## Task requirements
In the entries below, find every line with "year" and copy it.

-------------------------

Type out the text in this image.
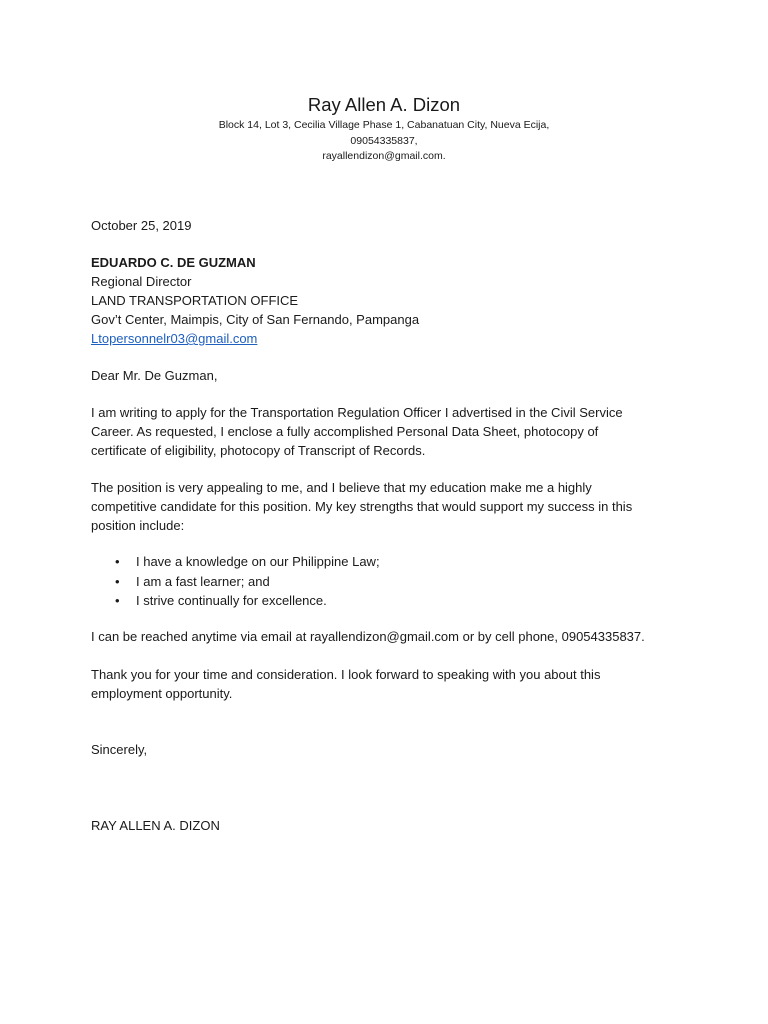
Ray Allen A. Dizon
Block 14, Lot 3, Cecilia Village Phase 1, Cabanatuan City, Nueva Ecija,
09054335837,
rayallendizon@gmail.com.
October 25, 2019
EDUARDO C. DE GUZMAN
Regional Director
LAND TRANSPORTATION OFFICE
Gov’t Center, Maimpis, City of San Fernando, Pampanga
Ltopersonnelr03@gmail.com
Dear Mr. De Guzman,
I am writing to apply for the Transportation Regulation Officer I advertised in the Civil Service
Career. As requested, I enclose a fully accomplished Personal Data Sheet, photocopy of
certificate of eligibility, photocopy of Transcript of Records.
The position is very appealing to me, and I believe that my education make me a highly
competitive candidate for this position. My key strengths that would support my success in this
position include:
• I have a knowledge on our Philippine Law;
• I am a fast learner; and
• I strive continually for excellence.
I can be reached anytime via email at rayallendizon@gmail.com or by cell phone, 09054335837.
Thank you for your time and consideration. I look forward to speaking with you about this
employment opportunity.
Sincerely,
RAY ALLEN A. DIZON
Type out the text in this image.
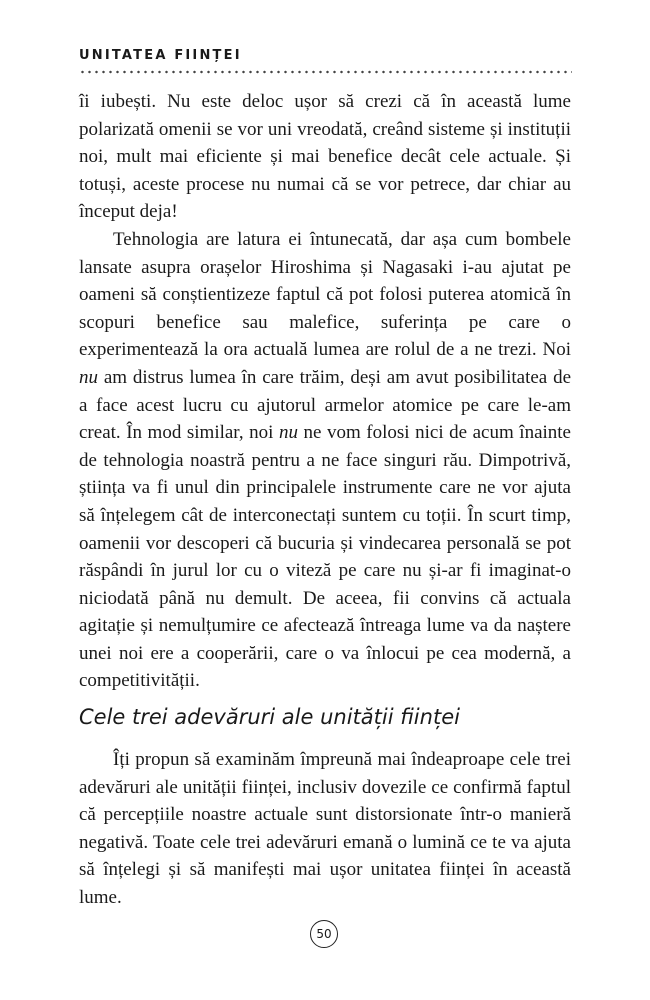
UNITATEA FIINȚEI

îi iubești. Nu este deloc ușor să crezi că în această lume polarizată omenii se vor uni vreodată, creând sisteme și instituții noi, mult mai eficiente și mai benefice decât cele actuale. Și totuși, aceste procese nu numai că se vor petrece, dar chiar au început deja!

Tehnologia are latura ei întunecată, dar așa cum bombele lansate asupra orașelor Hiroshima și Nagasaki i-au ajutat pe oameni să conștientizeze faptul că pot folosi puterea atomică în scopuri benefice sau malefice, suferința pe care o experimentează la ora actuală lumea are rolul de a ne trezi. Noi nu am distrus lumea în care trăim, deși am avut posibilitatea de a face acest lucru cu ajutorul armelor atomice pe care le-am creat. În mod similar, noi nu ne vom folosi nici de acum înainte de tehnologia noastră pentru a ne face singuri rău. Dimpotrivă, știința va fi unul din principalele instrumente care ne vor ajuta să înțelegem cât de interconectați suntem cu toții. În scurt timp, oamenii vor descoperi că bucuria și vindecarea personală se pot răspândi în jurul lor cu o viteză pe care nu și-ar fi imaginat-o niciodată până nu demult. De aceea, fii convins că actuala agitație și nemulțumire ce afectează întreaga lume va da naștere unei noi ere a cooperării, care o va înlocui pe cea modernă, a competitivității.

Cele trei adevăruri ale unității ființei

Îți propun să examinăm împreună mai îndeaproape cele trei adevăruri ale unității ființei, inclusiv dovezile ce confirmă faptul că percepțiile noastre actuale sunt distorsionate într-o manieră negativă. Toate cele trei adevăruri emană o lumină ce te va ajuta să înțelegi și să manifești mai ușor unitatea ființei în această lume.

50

-------------------------

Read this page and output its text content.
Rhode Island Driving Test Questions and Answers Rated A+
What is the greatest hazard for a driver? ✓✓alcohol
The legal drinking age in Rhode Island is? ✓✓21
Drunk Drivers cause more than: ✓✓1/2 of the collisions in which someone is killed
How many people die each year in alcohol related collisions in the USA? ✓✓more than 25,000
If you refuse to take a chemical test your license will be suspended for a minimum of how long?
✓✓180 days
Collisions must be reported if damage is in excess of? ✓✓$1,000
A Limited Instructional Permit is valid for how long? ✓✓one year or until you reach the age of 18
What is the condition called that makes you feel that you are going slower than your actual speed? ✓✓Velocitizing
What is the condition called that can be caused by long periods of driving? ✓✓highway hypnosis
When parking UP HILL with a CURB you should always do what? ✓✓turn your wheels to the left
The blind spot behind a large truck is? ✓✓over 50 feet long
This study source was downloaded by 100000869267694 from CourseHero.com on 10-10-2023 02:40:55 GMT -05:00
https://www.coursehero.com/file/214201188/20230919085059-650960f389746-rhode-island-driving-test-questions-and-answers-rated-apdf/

-------------------------

## The response
How many people die each year in alcohol related collisions in the USA? ✓✓more than 25,000
A Limited Instructional Permit is valid for how long? ✓✓one year or until you reach the age of 18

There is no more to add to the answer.